Collected data
..........
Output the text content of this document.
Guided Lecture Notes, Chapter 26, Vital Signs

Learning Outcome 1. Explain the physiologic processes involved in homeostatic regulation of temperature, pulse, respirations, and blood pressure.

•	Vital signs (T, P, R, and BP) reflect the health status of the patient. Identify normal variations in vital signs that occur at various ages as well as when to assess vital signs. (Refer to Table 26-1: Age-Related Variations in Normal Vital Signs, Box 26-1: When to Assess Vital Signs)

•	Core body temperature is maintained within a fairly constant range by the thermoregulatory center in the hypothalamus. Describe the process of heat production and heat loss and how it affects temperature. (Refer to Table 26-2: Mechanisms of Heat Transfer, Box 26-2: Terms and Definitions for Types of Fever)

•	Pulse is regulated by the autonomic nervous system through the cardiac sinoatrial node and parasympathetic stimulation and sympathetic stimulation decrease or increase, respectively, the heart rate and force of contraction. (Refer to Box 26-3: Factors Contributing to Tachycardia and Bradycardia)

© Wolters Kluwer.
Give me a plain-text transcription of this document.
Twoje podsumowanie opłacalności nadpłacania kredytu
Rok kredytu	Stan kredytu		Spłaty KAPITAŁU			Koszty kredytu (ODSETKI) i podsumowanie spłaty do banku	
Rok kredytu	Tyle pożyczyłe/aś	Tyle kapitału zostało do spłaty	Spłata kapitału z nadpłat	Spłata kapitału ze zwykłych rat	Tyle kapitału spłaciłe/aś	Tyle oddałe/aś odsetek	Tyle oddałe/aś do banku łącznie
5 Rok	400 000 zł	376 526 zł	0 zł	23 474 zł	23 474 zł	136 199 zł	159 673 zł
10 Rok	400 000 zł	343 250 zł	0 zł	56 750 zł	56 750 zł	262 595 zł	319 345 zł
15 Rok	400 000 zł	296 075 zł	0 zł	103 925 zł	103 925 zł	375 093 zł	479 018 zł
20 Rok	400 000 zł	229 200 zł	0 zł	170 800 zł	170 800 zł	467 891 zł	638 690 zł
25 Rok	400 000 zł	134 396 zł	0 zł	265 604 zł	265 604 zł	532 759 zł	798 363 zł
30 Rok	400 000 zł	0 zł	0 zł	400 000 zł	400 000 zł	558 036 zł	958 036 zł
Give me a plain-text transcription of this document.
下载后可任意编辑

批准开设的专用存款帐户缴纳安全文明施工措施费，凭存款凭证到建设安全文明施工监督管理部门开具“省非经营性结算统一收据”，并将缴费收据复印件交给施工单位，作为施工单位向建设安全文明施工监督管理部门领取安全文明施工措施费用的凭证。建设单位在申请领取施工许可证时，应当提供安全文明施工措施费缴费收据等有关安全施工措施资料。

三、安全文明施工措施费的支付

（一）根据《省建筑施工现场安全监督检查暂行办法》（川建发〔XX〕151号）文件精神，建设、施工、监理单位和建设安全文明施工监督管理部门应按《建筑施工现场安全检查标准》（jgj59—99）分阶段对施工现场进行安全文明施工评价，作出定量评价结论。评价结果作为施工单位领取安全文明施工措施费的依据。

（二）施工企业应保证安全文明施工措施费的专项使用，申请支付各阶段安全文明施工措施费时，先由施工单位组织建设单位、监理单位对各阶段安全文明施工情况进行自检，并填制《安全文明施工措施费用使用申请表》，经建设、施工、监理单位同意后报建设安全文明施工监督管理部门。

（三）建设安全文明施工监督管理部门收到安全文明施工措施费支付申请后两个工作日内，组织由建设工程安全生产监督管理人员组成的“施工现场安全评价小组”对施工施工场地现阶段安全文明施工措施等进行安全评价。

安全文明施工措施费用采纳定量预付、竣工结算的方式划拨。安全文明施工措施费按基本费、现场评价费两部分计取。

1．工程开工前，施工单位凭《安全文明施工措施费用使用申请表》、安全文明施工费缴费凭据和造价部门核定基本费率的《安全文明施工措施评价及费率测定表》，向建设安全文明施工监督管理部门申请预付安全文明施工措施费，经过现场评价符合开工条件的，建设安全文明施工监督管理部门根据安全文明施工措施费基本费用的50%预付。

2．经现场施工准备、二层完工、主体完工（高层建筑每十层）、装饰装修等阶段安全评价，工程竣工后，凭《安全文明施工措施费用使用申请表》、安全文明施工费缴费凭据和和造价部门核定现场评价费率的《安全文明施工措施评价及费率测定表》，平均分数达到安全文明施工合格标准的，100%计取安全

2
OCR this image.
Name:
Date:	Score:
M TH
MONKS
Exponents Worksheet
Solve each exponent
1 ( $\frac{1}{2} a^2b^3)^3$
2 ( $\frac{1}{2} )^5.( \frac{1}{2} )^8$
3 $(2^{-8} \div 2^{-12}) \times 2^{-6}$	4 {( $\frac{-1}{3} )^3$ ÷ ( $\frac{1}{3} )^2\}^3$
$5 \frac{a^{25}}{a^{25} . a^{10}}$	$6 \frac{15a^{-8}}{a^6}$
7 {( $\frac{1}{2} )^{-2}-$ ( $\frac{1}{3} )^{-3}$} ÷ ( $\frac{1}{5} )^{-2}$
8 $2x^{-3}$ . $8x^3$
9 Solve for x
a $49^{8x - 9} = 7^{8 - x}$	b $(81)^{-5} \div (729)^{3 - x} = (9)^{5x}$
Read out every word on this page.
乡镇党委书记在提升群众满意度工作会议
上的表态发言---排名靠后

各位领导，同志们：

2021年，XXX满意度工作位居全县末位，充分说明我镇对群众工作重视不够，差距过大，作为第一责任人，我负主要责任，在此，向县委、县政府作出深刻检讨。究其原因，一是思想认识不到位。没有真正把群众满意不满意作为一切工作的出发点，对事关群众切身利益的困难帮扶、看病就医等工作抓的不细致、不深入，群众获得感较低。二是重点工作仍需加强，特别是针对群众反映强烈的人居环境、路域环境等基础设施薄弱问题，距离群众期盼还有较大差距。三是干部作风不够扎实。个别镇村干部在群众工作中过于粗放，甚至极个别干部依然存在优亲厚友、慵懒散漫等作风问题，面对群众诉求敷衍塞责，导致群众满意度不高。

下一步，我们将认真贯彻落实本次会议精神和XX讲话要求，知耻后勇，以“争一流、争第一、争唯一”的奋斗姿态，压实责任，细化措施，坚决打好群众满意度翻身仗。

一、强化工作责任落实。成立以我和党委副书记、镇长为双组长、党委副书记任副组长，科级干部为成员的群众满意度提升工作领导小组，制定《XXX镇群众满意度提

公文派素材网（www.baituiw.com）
..........
* **TASK OBJECTIVE**: Among the entries above, identify all lines with "Vital" and copy them.

* **IN RESPONSE**:
Guided Lecture Notes, Chapter 26, Vital Signs
•	Vital signs (T, P, R, and BP) reflect the health status of the patient. Identify normal variations in vital signs that occur at various ages as well as when to assess vital signs. (Refer to Table 26-1: Age-Related Variations in Normal Vital Signs, Box 26-1: When to Assess Vital Signs)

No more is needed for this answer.